Texto proporcionado -
Vamos, que Schultes tenía toda la razón. De su exquisita formación (qué tiempos aquéllos) dan indicio las lecturas con que aliviaba sus trabajos: junto a los textos botánicos, Schultes paseaba por el Amazonas con Ovidio, Virgilio, y en su bagaje siempre había hueco para su diccionario de latín.
Si Schultes fue el profesor venerado, Plowman fue el hermano mayor, esto es, guía y compañero al mismo tiempo: con él comenzó Davis, y continuó a menudo, sus aventuras sudamericanas. Plowman seguía los pasos del maestro y probó arriscadamente cuanto psicotrópico se le puso a tiro. Por no alargar esto demasiado, dejo de contar aquí alguna de las aventuras de Tim, ora divertidas, ora truculentas, que el lector encontrará en El río.
Los retratos de Schultes y Plowman no son los únicos de esta obra, que abunda en rápidos esbozos de los más variopintos personajes. Como ejemplo de esos retratos vertiginosos, he aquí el de un botánico español que fue compañero de Schultes: "José Cuatrecasas era un español alocado, veterano republicano de la guerra civil, que tenía en la vida dos pasiones acendradas fuera de la botánica: odiaba a los curas y detestaba gastar dinero, en ese orden" (p. 239). Otras veces, el retrato tiene ese aire absurdo que parece nacer del humor británico: "Richard Gill, hijo de un médico de Washington, se dio cuenta, a principios de la década de 1920, de que la medicina no le interesaba".
Claro es que junto a las aventuras de nuestros heroicos botánicos vamos aprendiendo no poco sobre los vegetales enteógenos, mescal, coca, yagé, y sus muchas variedades y múltiples combinaciones. Y como estos botánicos son etnobotánicos, Davis no deja de describir con delectación las fantasías cosmogónicas y cosmológicas del universo indígena, para mi gusto la parte más tediosa del libro, pues nunca le vi la gracia a que el mundo reposara sobre una tortuga, una tribu naciera de la oreja de un jaguar, o que una doncella se embarazase por una paloma.

Listado de datos -
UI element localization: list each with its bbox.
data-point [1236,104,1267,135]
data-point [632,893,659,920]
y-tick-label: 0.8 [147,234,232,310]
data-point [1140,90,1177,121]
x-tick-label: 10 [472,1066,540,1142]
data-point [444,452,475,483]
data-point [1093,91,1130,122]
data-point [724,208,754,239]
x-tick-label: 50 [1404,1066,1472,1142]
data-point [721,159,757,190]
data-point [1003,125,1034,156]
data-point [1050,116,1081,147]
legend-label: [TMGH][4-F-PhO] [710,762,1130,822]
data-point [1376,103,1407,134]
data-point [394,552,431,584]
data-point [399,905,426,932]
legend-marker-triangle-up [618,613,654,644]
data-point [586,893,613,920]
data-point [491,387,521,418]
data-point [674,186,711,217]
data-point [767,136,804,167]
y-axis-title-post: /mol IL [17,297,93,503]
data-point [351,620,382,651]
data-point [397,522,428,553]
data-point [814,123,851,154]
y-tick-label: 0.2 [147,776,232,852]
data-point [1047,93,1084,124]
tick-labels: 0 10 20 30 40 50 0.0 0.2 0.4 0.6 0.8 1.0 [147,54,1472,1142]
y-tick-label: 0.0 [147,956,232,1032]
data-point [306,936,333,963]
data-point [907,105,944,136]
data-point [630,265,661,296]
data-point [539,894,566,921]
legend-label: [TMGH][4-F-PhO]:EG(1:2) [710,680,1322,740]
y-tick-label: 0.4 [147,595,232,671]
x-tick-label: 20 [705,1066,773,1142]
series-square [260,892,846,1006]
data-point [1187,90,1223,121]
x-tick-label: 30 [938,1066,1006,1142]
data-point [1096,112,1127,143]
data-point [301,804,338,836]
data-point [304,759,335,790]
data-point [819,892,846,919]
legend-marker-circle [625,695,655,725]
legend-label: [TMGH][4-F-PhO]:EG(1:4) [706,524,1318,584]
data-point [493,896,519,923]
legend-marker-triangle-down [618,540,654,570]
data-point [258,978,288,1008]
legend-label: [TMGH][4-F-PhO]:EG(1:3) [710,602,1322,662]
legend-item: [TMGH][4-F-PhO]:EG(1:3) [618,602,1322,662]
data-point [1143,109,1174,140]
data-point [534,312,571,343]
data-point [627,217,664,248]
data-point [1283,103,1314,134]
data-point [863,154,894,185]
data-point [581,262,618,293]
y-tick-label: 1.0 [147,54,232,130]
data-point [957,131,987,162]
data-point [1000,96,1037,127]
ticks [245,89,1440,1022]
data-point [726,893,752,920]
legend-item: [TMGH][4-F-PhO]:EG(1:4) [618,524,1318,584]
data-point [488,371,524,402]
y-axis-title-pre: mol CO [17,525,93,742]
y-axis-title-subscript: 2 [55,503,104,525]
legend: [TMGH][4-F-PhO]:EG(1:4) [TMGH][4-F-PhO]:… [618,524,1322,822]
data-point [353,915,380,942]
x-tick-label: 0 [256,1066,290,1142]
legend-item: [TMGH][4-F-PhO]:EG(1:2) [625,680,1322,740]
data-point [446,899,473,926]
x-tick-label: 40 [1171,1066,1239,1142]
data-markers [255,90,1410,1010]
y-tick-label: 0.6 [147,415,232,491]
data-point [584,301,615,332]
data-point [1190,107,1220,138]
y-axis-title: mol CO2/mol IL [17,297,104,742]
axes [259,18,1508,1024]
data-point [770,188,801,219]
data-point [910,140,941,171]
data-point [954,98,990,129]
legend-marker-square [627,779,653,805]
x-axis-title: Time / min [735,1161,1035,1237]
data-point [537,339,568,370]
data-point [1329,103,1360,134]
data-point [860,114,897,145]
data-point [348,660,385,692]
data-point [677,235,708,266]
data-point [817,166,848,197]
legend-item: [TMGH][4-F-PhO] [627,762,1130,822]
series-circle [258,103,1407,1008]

Conjunto de tareas -
[a] Devuelve sin cambios el pasaje de la reseña de El río que arranca en las palabras "Vamos, que Schultes" y acaba tras "encontrará en El río.".
[b] Responde estas preguntas sobre la reseña de El río:
(i) Además de los textos botánicos, ¿con qué autores paseaba Schultes por el Amazonas?
(ii) ¿Cuáles eran las dos pasiones de José Cuatrecasas fuera de la botánica?
(iii) ¿Qué parte del libro se considera en la reseña la más tediosa?
[c] ¿Puedes escribir cómo sigue la reseña de El río a partir de su última frase?

Resultados por tarea -
[a]
Vamos, que Schultes tenía toda la razón. De su exquisita formación (qué tiempos aquéllos) dan indicio las lecturas con que aliviaba sus trabajos: junto a los textos botánicos, Schultes paseaba por el Amazonas con Ovidio, Virgilio, y en su bagaje siempre había hueco para su diccionario de latín.
Si Schultes fue el profesor venerado, Plowman fue el hermano mayor, esto es, guía y compañero al mismo tiempo: con él comenzó Davis, y continuó a menudo, sus aventuras sudamericanas. Plowman seguía los pasos del maestro y probó arriscadamente cuanto psicotrópico se le puso a tiro. Por no alargar esto demasiado, dejo de contar aquí alguna de las aventuras de Tim, ora divertidas, ora truculentas, que el lector encontrará en El río.

[b]
(i) Con Ovidio y Virgilio.
(ii) Odiaba a los curas y detestaba gastar dinero, en ese orden.
(iii) Las descripciones de las fantasías cosmogónicas y cosmológicas del universo indígena.

[c]
En fin, incluso un resumen de los temas del libro sería en exceso largo, pues a Davis le interesa de todo: la sevicia de los españoles en América (a los que siempre imagina armados de la cruz y la espada, y vestidos de Felipe II o con sotana inquisitorial); los tanteos de botánicos y médicos para hallar las fuentes del curare y explorar sus utilidades quirúrgicas; la importancia estratégica del látex en la segunda guerra mundial; el enloquecido crecimiento económico y demográfico de Manaos, cabalgando la industria del caucho; la repugnante crueldad de que los caucheros hicieron gala con los indios a quienes obligaban a trabajar de siringueros; los desvelos, entre presuntuosos y luctuosos, de los misioneros evangelistas entre las tribus de la selva; el nacimiento de la Coca-Cola en una era donde la cocaína se consideró alegremente panacea de felicidad, y era recomendada (y consumida) con cándido entusiasmo por don Segismundo Freud, prestigioso galeno de la capital austrohúngara...
Lea, lea, que se entretendrá de lo lindo.
Uno le pondría algún pero a la traducción, hecha por Nicolás Suescún (sic, por el acento), debido a unos cuantos anglicismos que afean sus páginas; pero demos por buenos algunos americanismos algo extravagantes (escogencia, por ejemplo, por selección; precipitud por precipitación) a cambio de otros briosos y expresivos. Y a la postre el texto (que no es nada fácil, con tanto término técnico y tanta orografía y tanta tribu desconocida para los indígenas de Europa) se lee perfectamente y con gusto en esta traducción.